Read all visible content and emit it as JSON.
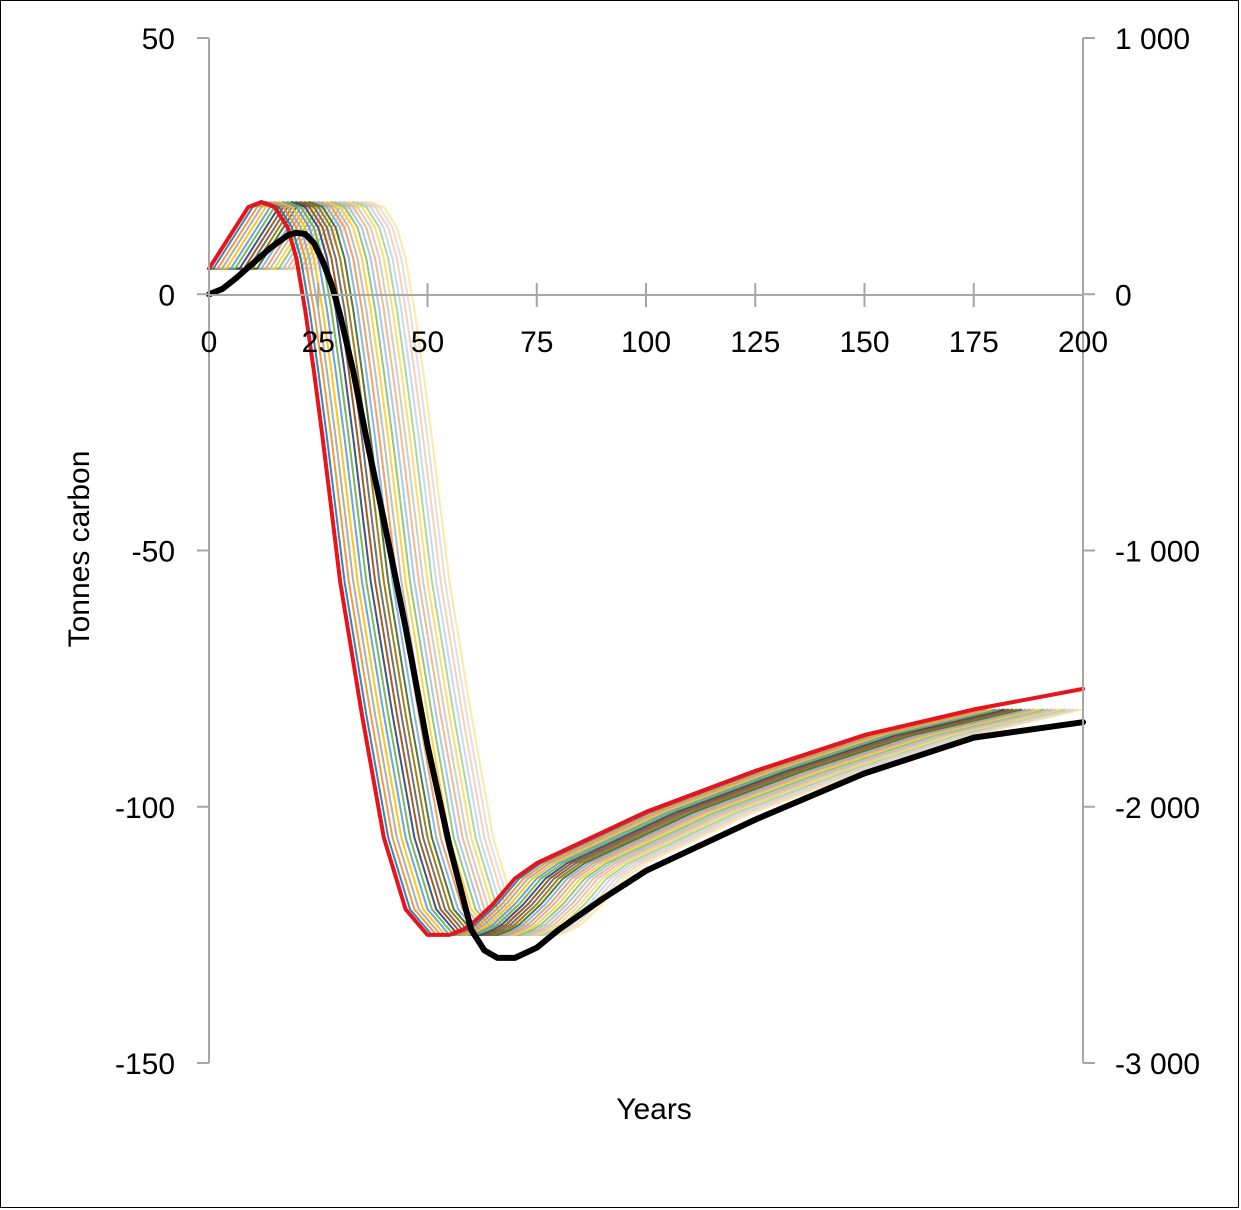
{
  "chart_data": {
    "type": "line",
    "title": "",
    "xlabel": "Years",
    "ylabel": "Tonnes carbon",
    "xlim": [
      0,
      200
    ],
    "ylim_left": [
      -150,
      50
    ],
    "ylim_right": [
      -3000,
      1000
    ],
    "x_ticks": [
      "0",
      "25",
      "50",
      "75",
      "100",
      "125",
      "150",
      "175",
      "200"
    ],
    "y_ticks_left": [
      "50",
      "0",
      "-50",
      "-100",
      "-150"
    ],
    "y_ticks_right": [
      "1 000",
      "0",
      "-1 000",
      "-2 000",
      "-3 000"
    ],
    "grid": false,
    "legend": "none",
    "colors": {
      "highlight": "#e8141c",
      "cumulative": "#000000",
      "axis": "#a6a6a6",
      "palette": [
        "#1f77b4",
        "#f28e2b",
        "#a5a5a5",
        "#ffc000",
        "#5b9bd5",
        "#70ad47",
        "#264478",
        "#9e480e",
        "#636363",
        "#997300",
        "#43682b",
        "#7cafdd",
        "#f1975a",
        "#b7b7b7",
        "#ffcd33",
        "#8cc168",
        "#9dc3e6",
        "#f4b183",
        "#c9c9c9",
        "#ffd966",
        "#a9d18e",
        "#bdd7ee",
        "#f8cbad",
        "#dbdbdb",
        "#ffe699"
      ]
    },
    "series": [
      {
        "axis": "left",
        "style": "highlight",
        "x": [
          0,
          3,
          6,
          9,
          12,
          15,
          18,
          20,
          22,
          24,
          26,
          28,
          30,
          35,
          40,
          45,
          50,
          55,
          58,
          60,
          65,
          70,
          75,
          80,
          90,
          100,
          125,
          150,
          175,
          200
        ],
        "y": [
          5,
          9,
          13,
          17,
          18,
          17,
          13,
          7,
          -3,
          -15,
          -28,
          -42,
          -56,
          -82,
          -106,
          -120,
          -125,
          -125,
          -124,
          -123,
          -119,
          -114,
          -111,
          -109,
          -105,
          -101,
          -93,
          -86,
          -81,
          -77
        ]
      },
      {
        "axis": "right",
        "style": "cumulative",
        "x": [
          0,
          3,
          6,
          10,
          14,
          18,
          20,
          22,
          24,
          26,
          28,
          30,
          33,
          36,
          40,
          45,
          50,
          55,
          60,
          63,
          66,
          70,
          75,
          80,
          90,
          100,
          125,
          150,
          175,
          200
        ],
        "y": [
          0,
          20,
          60,
          120,
          180,
          230,
          240,
          235,
          200,
          130,
          40,
          -80,
          -300,
          -560,
          -880,
          -1300,
          -1760,
          -2150,
          -2480,
          -2560,
          -2590,
          -2590,
          -2550,
          -2480,
          -2360,
          -2250,
          -2050,
          -1870,
          -1730,
          -1670
        ]
      }
    ],
    "cohort_series": {
      "axis": "left",
      "count": 25,
      "shift_step_years": 1,
      "x": [
        0,
        3,
        6,
        9,
        12,
        15,
        18,
        20,
        22,
        24,
        26,
        28,
        30,
        35,
        40,
        45,
        50,
        55,
        58,
        60,
        65,
        70,
        75,
        80,
        90,
        100,
        125,
        150,
        175,
        200
      ],
      "y": [
        5,
        9,
        13,
        17,
        18,
        17,
        13,
        7,
        -3,
        -15,
        -28,
        -42,
        -56,
        -82,
        -106,
        -120,
        -125,
        -125,
        -124,
        -123,
        -119,
        -114,
        -111,
        -109,
        -105,
        -101,
        -93,
        -86,
        -81,
        -77
      ]
    }
  }
}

- Exercise instructions
Transcribe the listing in full and omit the pictures.

- Reply
Read all visible content and emit it as JSON.
{
  "chart_data": {
    "type": "line",
    "title": "",
    "xlabel": "Years",
    "ylabel": "Tonnes carbon",
    "xlim": [
      0,
      200
    ],
    "ylim_left": [
      -150,
      50
    ],
    "ylim_right": [
      -3000,
      1000
    ],
    "x_ticks": [
      "0",
      "25",
      "50",
      "75",
      "100",
      "125",
      "150",
      "175",
      "200"
    ],
    "y_ticks_left": [
      "50",
      "0",
      "-50",
      "-100",
      "-150"
    ],
    "y_ticks_right": [
      "1 000",
      "0",
      "-1 000",
      "-2 000",
      "-3 000"
    ],
    "grid": false,
    "legend": "none",
    "colors": {
      "highlight": "#e8141c",
      "cumulative": "#000000",
      "axis": "#a6a6a6",
      "palette": [
        "#1f77b4",
        "#f28e2b",
        "#a5a5a5",
        "#ffc000",
        "#5b9bd5",
        "#70ad47",
        "#264478",
        "#9e480e",
        "#636363",
        "#997300",
        "#43682b",
        "#7cafdd",
        "#f1975a",
        "#b7b7b7",
        "#ffcd33",
        "#8cc168",
        "#9dc3e6",
        "#f4b183",
        "#c9c9c9",
        "#ffd966",
        "#a9d18e",
        "#bdd7ee",
        "#f8cbad",
        "#dbdbdb",
        "#ffe699"
      ]
    },
    "series": [
      {
        "axis": "left",
        "style": "highlight",
        "x": [
          0,
          3,
          6,
          9,
          12,
          15,
          18,
          20,
          22,
          24,
          26,
          28,
          30,
          35,
          40,
          45,
          50,
          55,
          58,
          60,
          65,
          70,
          75,
          80,
          90,
          100,
          125,
          150,
          175,
          200
        ],
        "y": [
          5,
          9,
          13,
          17,
          18,
          17,
          13,
          7,
          -3,
          -15,
          -28,
          -42,
          -56,
          -82,
          -106,
          -120,
          -125,
          -125,
          -124,
          -123,
          -119,
          -114,
          -111,
          -109,
          -105,
          -101,
          -93,
          -86,
          -81,
          -77
        ]
      },
      {
        "axis": "right",
        "style": "cumulative",
        "x": [
          0,
          3,
          6,
          10,
          14,
          18,
          20,
          22,
          24,
          26,
          28,
          30,
          33,
          36,
          40,
          45,
          50,
          55,
          60,
          63,
          66,
          70,
          75,
          80,
          90,
          100,
          125,
          150,
          175,
          200
        ],
        "y": [
          0,
          20,
          60,
          120,
          180,
          230,
          240,
          235,
          200,
          130,
          40,
          -80,
          -300,
          -560,
          -880,
          -1300,
          -1760,
          -2150,
          -2480,
          -2560,
          -2590,
          -2590,
          -2550,
          -2480,
          -2360,
          -2250,
          -2050,
          -1870,
          -1730,
          -1670
        ]
      }
    ],
    "cohort_series": {
      "axis": "left",
      "count": 25,
      "shift_step_years": 1,
      "x": [
        0,
        3,
        6,
        9,
        12,
        15,
        18,
        20,
        22,
        24,
        26,
        28,
        30,
        35,
        40,
        45,
        50,
        55,
        58,
        60,
        65,
        70,
        75,
        80,
        90,
        100,
        125,
        150,
        175,
        200
      ],
      "y": [
        5,
        9,
        13,
        17,
        18,
        17,
        13,
        7,
        -3,
        -15,
        -28,
        -42,
        -56,
        -82,
        -106,
        -120,
        -125,
        -125,
        -124,
        -123,
        -119,
        -114,
        -111,
        -109,
        -105,
        -101,
        -93,
        -86,
        -81,
        -77
      ]
    }
  }
}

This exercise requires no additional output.